* Available records
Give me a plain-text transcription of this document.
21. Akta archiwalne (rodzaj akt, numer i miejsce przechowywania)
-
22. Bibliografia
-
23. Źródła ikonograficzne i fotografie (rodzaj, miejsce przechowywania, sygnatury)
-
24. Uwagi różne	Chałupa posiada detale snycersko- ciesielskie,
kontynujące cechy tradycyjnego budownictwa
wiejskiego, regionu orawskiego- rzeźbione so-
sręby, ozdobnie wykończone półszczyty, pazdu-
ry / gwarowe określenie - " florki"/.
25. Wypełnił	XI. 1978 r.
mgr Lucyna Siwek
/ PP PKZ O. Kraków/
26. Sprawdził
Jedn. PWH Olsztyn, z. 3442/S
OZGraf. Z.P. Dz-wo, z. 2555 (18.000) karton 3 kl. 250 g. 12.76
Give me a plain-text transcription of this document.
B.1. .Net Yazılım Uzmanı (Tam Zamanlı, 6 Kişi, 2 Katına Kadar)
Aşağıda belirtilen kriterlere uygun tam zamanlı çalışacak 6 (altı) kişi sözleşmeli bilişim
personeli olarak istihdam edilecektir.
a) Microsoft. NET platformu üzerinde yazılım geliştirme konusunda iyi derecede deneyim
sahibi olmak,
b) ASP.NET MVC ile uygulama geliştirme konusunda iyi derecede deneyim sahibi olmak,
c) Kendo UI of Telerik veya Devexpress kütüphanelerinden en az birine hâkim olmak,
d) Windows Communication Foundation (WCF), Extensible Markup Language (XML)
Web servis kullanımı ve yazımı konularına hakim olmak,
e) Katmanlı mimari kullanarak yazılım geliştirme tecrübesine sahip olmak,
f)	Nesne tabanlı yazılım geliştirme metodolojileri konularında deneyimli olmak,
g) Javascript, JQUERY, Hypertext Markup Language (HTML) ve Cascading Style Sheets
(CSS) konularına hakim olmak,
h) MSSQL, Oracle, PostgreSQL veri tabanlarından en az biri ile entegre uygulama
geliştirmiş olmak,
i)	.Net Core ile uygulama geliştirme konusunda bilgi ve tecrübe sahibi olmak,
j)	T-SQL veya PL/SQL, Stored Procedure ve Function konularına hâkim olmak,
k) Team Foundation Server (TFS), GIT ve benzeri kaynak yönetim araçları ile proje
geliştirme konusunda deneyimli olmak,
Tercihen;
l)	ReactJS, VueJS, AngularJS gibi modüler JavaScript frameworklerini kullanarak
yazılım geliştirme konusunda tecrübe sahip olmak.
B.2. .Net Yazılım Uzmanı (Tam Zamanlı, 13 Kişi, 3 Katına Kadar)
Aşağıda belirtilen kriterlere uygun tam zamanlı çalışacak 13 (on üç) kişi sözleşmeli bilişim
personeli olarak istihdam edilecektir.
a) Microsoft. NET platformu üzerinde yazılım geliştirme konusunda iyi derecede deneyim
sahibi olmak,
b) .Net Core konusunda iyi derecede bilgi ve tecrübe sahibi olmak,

* Given task
Using the entries above, return each line in which the word "veya" occurs.

* Exercise solution
c) Kendo UI of Telerik veya Devexpress kütüphanelerinden en az birine hâkim olmak,
j)	T-SQL veya PL/SQL, Stored Procedure ve Function konularına hâkim olmak,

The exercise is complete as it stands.